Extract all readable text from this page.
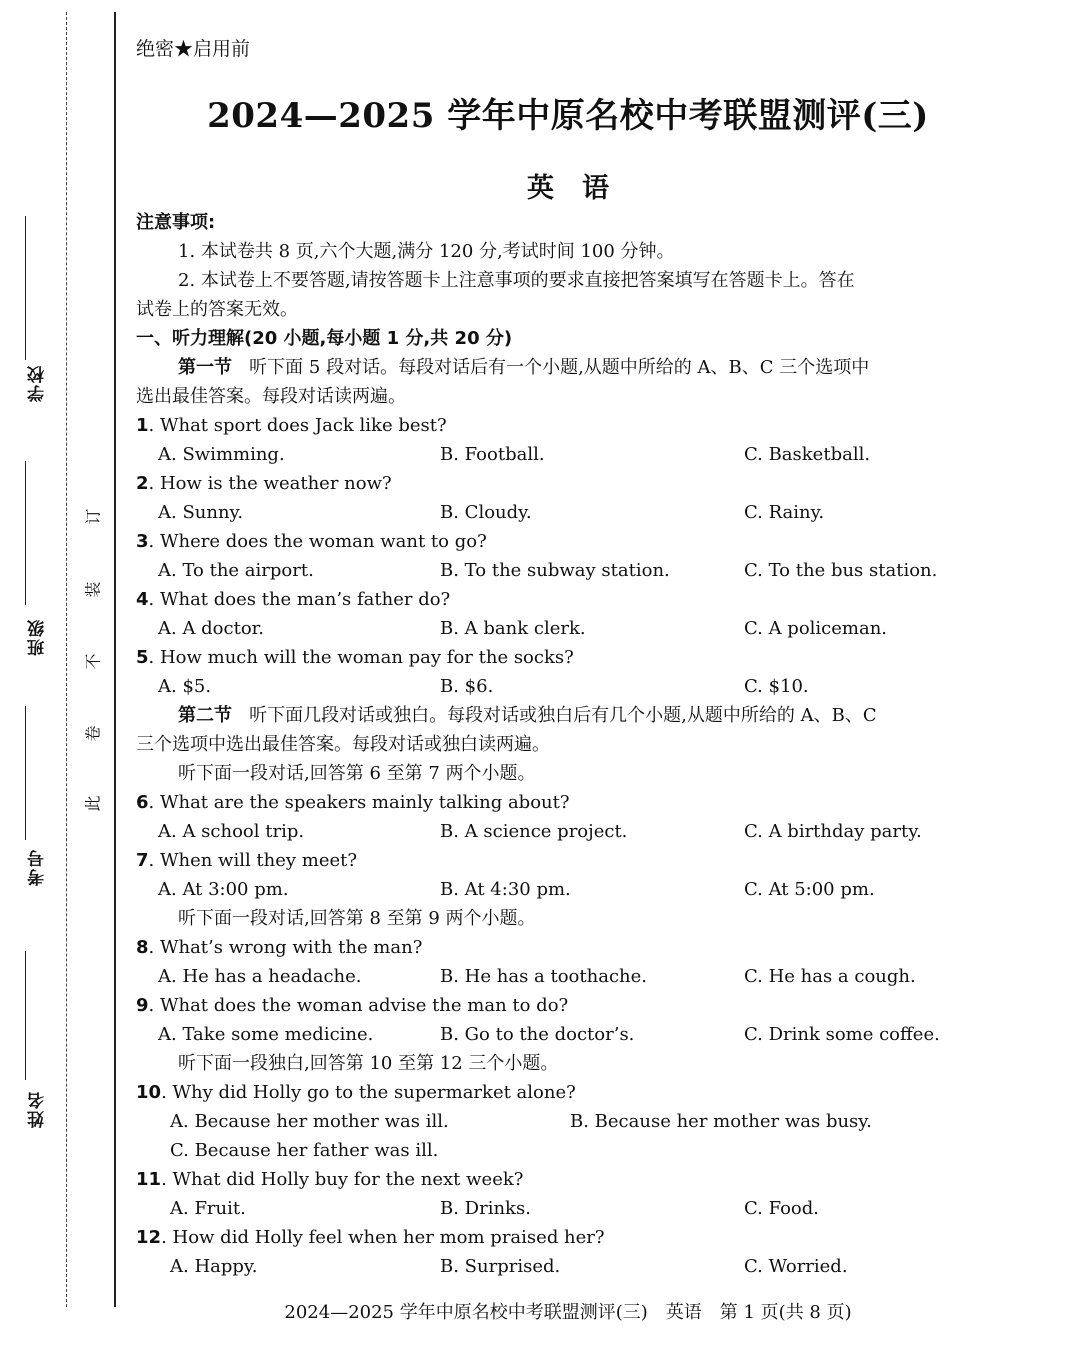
姓名
考号
班级
学校
此
卷
不
装
订
绝密★启用前
2024—2025 学年中原名校中考联盟测评(三)
英语
注意事项:
1. 本试卷共 8 页,六个大题,满分 120 分,考试时间 100 分钟。
2. 本试卷上不要答题,请按答题卡上注意事项的要求直接把答案填写在答题卡上。答在
试卷上的答案无效。
一、听力理解(20 小题,每小题 1 分,共 20 分)
第一节 听下面 5 段对话。每段对话后有一个小题,从题中所给的 A、B、C 三个选项中
选出最佳答案。每段对话读两遍。
1 . What sport does Jack like best?
A. Swimming.	B. Football.	C. Basketball.
2 . How is the weather now?
A. Sunny.	B. Cloudy.	C. Rainy.
3 . Where does the woman want to go?
A. To the airport.	B. To the subway station.	C. To the bus station.
4 . What does the man’s father do?
A. A doctor.	B. A bank clerk.	C. A policeman.
5 . How much will the woman pay for the socks?
A. $5.	B. $6.	C. $10.
第二节 听下面几段对话或独白。每段对话或独白后有几个小题,从题中所给的 A、B、C
三个选项中选出最佳答案。每段对话或独白读两遍。
听下面一段对话,回答第 6 至第 7 两个小题。
6 . What are the speakers mainly talking about?
A. A school trip.	B. A science project.	C. A birthday party.
7 . When will they meet?
A. At 3:00 pm.	B. At 4:30 pm.	C. At 5:00 pm.
听下面一段对话,回答第 8 至第 9 两个小题。
8 . What’s wrong with the man?
A. He has a headache.	B. He has a toothache.	C. He has a cough.
9 . What does the woman advise the man to do?
A. Take some medicine.	B. Go to the doctor’s.	C. Drink some coffee.
听下面一段独白,回答第 10 至第 12 三个小题。
10 . Why did Holly go to the supermarket alone?
A. Because her mother was ill.	B. Because her mother was busy.
C. Because her father was ill.
11 . What did Holly buy for the next week?
A. Fruit.	B. Drinks.	C. Food.
12 . How did Holly feel when her mom praised her?
A. Happy.	B. Surprised.	C. Worried.
2024—2025 学年中原名校中考联盟测评(三)　英语　第 1 页(共 8 页)
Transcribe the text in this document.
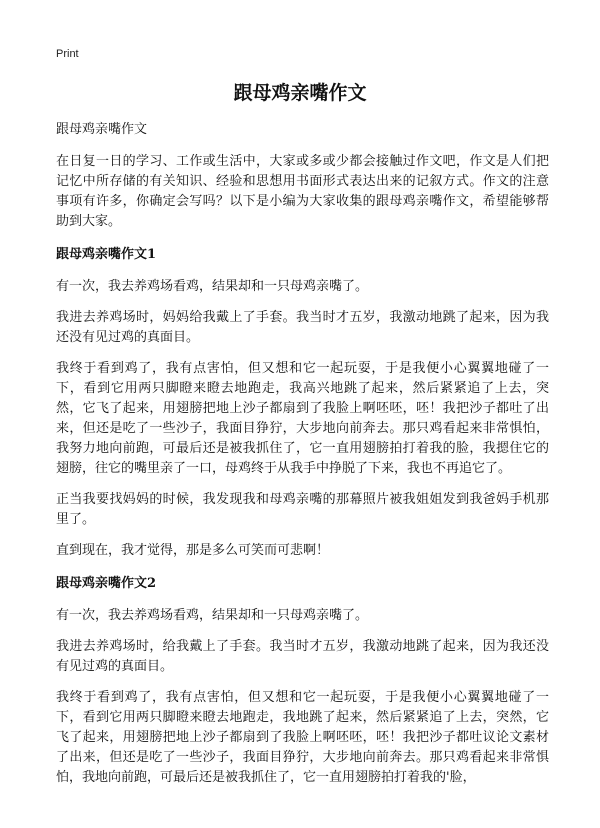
Print
跟母鸡亲嘴作文

跟母鸡亲嘴作文

在日复一日的学习、工作或生活中，大家或多或少都会接触过作文吧，作文是人们把记忆中所存储的有关知识、经验和思想用书面形式表达出来的记叙方式。作文的注意事项有许多，你确定会写吗？以下是小编为大家收集的跟母鸡亲嘴作文，希望能够帮助到大家。

跟母鸡亲嘴作文1

有一次，我去养鸡场看鸡，结果却和一只母鸡亲嘴了。

我进去养鸡场时，妈妈给我戴上了手套。我当时才五岁，我激动地跳了起来，因为我还没有见过鸡的真面目。

我终于看到鸡了，我有点害怕，但又想和它一起玩耍，于是我便小心翼翼地碰了一下，看到它用两只脚瞪来瞪去地跑走，我高兴地跳了起来，然后紧紧追了上去，突然，它飞了起来，用翅膀把地上沙子都扇到了我脸上啊呸呸，呸！我把沙子都吐了出来，但还是吃了一些沙子，我面目狰狞，大步地向前奔去。那只鸡看起来非常惧怕，我努力地向前跑，可最后还是被我抓住了，它一直用翅膀拍打着我的脸，我摁住它的翅膀，往它的嘴里亲了一口，母鸡终于从我手中挣脱了下来，我也不再追它了。

正当我要找妈妈的时候，我发现我和母鸡亲嘴的那幕照片被我姐姐发到我爸妈手机那里了。

直到现在，我才觉得，那是多么可笑而可悲啊！

跟母鸡亲嘴作文2

有一次，我去养鸡场看鸡，结果却和一只母鸡亲嘴了。

我进去养鸡场时，给我戴上了手套。我当时才五岁，我激动地跳了起来，因为我还没有见过鸡的真面目。

我终于看到鸡了，我有点害怕，但又想和它一起玩耍，于是我便小心翼翼地碰了一下，看到它用两只脚瞪来瞪去地跑走，我地跳了起来，然后紧紧追了上去，突然，它飞了起来，用翅膀把地上沙子都扇到了我脸上啊呸呸，呸！我把沙子都吐议论文素材了出来，但还是吃了一些沙子，我面目狰狞，大步地向前奔去。那只鸡看起来非常惧怕，我地向前跑，可最后还是被我抓住了，它一直用翅膀拍打着我的'脸，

## The request:
Leave out the pictures and restate everything else word for word.

## Answer to this task:
Extract all readable text from this page.
姓名
考号
班级
学校
此
卷
不
装
订
绝密★启用前
2024—2025 学年中原名校中考联盟测评(三)
英语
注意事项:
1. 本试卷共 8 页,六个大题,满分 120 分,考试时间 100 分钟。
2. 本试卷上不要答题,请按答题卡上注意事项的要求直接把答案填写在答题卡上。答在
试卷上的答案无效。
一、听力理解(20 小题,每小题 1 分,共 20 分)
第一节 听下面 5 段对话。每段对话后有一个小题,从题中所给的 A、B、C 三个选项中
选出最佳答案。每段对话读两遍。
1 . What sport does Jack like best?
A. Swimming.	B. Football.	C. Basketball.
2 . How is the weather now?
A. Sunny.	B. Cloudy.	C. Rainy.
3 . Where does the woman want to go?
A. To the airport.	B. To the subway station.	C. To the bus station.
4 . What does the man’s father do?
A. A doctor.	B. A bank clerk.	C. A policeman.
5 . How much will the woman pay for the socks?
A. $5.	B. $6.	C. $10.
第二节 听下面几段对话或独白。每段对话或独白后有几个小题,从题中所给的 A、B、C
三个选项中选出最佳答案。每段对话或独白读两遍。
听下面一段对话,回答第 6 至第 7 两个小题。
6 . What are the speakers mainly talking about?
A. A school trip.	B. A science project.	C. A birthday party.
7 . When will they meet?
A. At 3:00 pm.	B. At 4:30 pm.	C. At 5:00 pm.
听下面一段对话,回答第 8 至第 9 两个小题。
8 . What’s wrong with the man?
A. He has a headache.	B. He has a toothache.	C. He has a cough.
9 . What does the woman advise the man to do?
A. Take some medicine.	B. Go to the doctor’s.	C. Drink some coffee.
听下面一段独白,回答第 10 至第 12 三个小题。
10 . Why did Holly go to the supermarket alone?
A. Because her mother was ill.	B. Because her mother was busy.
C. Because her father was ill.
11 . What did Holly buy for the next week?
A. Fruit.	B. Drinks.	C. Food.
12 . How did Holly feel when her mom praised her?
A. Happy.	B. Surprised.	C. Worried.
2024—2025 学年中原名校中考联盟测评(三)　英语　第 1 页(共 8 页)
Transcribe the text in this document.
Print
跟母鸡亲嘴作文

跟母鸡亲嘴作文

在日复一日的学习、工作或生活中，大家或多或少都会接触过作文吧，作文是人们把记忆中所存储的有关知识、经验和思想用书面形式表达出来的记叙方式。作文的注意事项有许多，你确定会写吗？以下是小编为大家收集的跟母鸡亲嘴作文，希望能够帮助到大家。

跟母鸡亲嘴作文1

有一次，我去养鸡场看鸡，结果却和一只母鸡亲嘴了。

我进去养鸡场时，妈妈给我戴上了手套。我当时才五岁，我激动地跳了起来，因为我还没有见过鸡的真面目。

我终于看到鸡了，我有点害怕，但又想和它一起玩耍，于是我便小心翼翼地碰了一下，看到它用两只脚瞪来瞪去地跑走，我高兴地跳了起来，然后紧紧追了上去，突然，它飞了起来，用翅膀把地上沙子都扇到了我脸上啊呸呸，呸！我把沙子都吐了出来，但还是吃了一些沙子，我面目狰狞，大步地向前奔去。那只鸡看起来非常惧怕，我努力地向前跑，可最后还是被我抓住了，它一直用翅膀拍打着我的脸，我摁住它的翅膀，往它的嘴里亲了一口，母鸡终于从我手中挣脱了下来，我也不再追它了。

正当我要找妈妈的时候，我发现我和母鸡亲嘴的那幕照片被我姐姐发到我爸妈手机那里了。

直到现在，我才觉得，那是多么可笑而可悲啊！

跟母鸡亲嘴作文2

有一次，我去养鸡场看鸡，结果却和一只母鸡亲嘴了。

我进去养鸡场时，给我戴上了手套。我当时才五岁，我激动地跳了起来，因为我还没有见过鸡的真面目。

我终于看到鸡了，我有点害怕，但又想和它一起玩耍，于是我便小心翼翼地碰了一下，看到它用两只脚瞪来瞪去地跑走，我地跳了起来，然后紧紧追了上去，突然，它飞了起来，用翅膀把地上沙子都扇到了我脸上啊呸呸，呸！我把沙子都吐议论文素材了出来，但还是吃了一些沙子，我面目狰狞，大步地向前奔去。那只鸡看起来非常惧怕，我地向前跑，可最后还是被我抓住了，它一直用翅膀拍打着我的'脸，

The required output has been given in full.